[Stored records]
▼▼▼

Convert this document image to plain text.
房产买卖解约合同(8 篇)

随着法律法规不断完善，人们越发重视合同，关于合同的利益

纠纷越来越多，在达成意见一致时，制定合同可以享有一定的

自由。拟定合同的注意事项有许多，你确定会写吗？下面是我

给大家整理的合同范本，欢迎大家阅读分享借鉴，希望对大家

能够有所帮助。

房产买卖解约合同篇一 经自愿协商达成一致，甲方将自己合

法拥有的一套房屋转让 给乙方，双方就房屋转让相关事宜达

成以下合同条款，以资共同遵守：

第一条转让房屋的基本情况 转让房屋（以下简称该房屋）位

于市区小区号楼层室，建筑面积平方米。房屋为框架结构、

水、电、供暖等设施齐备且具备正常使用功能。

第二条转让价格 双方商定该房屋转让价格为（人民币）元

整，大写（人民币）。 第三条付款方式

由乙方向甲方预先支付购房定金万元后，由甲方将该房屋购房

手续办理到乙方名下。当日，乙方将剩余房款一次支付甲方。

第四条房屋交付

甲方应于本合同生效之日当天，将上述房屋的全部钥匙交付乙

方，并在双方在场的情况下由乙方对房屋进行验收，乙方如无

▲▲▲

Write the material out exactly, with nothing left out.

Convert this document image to plain text.
房产买卖解约合同(8 篇)

随着法律法规不断完善，人们越发重视合同，关于合同的利益

纠纷越来越多，在达成意见一致时，制定合同可以享有一定的

自由。拟定合同的注意事项有许多，你确定会写吗？下面是我

给大家整理的合同范本，欢迎大家阅读分享借鉴，希望对大家

能够有所帮助。

房产买卖解约合同篇一 经自愿协商达成一致，甲方将自己合

法拥有的一套房屋转让 给乙方，双方就房屋转让相关事宜达

成以下合同条款，以资共同遵守：

第一条转让房屋的基本情况 转让房屋（以下简称该房屋）位

于市区小区号楼层室，建筑面积平方米。房屋为框架结构、

水、电、供暖等设施齐备且具备正常使用功能。

第二条转让价格 双方商定该房屋转让价格为（人民币）元

整，大写（人民币）。 第三条付款方式

由乙方向甲方预先支付购房定金万元后，由甲方将该房屋购房

手续办理到乙方名下。当日，乙方将剩余房款一次支付甲方。

第四条房屋交付

甲方应于本合同生效之日当天，将上述房屋的全部钥匙交付乙

方，并在双方在场的情况下由乙方对房屋进行验收，乙方如无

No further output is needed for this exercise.